Entries supplied:
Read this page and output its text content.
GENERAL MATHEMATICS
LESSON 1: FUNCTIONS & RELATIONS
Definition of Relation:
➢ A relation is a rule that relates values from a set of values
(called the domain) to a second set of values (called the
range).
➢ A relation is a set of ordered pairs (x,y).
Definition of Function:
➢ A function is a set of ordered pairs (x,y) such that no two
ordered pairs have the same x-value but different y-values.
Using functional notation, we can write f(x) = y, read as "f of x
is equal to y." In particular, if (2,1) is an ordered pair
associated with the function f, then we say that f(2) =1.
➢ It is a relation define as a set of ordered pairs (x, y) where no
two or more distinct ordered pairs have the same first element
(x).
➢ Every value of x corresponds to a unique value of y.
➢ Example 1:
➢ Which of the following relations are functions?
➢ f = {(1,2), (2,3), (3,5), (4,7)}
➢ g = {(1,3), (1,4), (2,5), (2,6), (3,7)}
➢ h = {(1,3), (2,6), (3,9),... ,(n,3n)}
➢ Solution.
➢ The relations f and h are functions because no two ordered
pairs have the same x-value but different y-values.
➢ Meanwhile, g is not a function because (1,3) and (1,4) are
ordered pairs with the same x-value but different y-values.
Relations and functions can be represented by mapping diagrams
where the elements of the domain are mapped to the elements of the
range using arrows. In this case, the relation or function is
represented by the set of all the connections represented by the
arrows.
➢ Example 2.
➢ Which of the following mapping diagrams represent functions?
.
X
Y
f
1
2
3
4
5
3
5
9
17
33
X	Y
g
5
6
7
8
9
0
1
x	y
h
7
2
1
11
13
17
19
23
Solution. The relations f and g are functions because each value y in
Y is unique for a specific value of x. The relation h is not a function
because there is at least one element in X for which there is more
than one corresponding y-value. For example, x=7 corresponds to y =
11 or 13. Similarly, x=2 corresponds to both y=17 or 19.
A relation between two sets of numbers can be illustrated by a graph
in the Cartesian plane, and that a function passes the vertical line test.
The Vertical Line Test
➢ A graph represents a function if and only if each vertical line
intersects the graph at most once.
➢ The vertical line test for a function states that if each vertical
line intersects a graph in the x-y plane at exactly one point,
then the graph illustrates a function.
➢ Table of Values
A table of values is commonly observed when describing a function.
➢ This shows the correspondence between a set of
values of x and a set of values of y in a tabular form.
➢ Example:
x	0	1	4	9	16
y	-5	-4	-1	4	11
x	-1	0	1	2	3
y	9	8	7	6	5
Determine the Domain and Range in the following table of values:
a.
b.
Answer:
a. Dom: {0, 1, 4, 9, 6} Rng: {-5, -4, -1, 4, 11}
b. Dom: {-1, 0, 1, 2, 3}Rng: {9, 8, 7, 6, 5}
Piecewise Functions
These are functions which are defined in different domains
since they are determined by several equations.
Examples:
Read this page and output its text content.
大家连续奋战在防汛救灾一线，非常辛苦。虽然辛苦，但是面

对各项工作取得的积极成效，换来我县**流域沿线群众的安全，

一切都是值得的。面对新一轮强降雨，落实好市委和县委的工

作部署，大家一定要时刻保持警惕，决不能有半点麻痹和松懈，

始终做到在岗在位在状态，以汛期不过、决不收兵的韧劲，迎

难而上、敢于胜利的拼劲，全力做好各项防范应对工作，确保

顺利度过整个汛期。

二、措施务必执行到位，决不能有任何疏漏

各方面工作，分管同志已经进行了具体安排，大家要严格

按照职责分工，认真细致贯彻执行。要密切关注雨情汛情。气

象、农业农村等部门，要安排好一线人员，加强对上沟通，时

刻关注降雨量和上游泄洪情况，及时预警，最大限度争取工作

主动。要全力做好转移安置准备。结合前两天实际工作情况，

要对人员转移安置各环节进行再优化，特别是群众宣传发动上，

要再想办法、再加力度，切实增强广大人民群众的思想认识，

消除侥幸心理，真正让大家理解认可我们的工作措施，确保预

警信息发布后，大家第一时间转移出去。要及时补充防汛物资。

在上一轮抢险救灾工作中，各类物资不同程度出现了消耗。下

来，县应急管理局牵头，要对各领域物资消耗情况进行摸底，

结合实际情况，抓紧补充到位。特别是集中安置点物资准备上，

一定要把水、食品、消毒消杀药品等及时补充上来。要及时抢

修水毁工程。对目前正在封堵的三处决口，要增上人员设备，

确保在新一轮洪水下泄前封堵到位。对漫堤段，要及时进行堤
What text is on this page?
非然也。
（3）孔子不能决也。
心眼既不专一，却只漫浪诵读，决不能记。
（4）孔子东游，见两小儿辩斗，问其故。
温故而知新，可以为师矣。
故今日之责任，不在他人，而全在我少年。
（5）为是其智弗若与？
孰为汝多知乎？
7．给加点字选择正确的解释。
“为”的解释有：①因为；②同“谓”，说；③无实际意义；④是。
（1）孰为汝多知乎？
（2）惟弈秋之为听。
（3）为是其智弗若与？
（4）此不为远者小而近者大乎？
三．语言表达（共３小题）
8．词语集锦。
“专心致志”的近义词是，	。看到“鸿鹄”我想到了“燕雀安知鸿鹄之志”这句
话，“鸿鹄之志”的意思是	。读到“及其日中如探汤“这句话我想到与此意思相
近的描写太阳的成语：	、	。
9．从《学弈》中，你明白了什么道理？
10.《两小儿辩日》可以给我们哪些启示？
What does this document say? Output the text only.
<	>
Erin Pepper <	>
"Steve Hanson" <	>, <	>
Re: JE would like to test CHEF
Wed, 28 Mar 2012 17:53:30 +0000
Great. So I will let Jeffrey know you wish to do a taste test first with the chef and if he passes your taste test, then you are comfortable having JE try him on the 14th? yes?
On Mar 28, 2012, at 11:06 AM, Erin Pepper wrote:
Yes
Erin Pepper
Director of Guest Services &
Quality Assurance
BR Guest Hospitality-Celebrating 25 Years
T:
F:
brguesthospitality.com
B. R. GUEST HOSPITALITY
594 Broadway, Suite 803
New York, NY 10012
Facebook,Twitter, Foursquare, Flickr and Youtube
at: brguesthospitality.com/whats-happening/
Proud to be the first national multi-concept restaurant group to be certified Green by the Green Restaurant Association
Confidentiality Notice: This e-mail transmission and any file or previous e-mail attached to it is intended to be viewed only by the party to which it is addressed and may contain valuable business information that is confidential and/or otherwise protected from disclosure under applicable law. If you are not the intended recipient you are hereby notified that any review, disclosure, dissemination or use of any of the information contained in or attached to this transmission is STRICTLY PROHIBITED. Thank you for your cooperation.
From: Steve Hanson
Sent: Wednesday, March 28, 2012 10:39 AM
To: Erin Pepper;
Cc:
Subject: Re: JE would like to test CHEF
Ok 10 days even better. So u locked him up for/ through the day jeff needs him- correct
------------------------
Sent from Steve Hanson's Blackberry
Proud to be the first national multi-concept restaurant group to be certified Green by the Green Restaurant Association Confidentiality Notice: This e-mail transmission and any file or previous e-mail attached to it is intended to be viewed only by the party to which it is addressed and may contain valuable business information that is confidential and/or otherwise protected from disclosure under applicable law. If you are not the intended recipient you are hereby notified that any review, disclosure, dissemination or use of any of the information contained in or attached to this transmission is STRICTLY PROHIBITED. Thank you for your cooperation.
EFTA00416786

Task details: Search the data above for lines holding "Hanson" and copy each of them.

The output:
"Steve Hanson" <	>, <	>
From: Steve Hanson
Sent from Steve Hanson's Blackberry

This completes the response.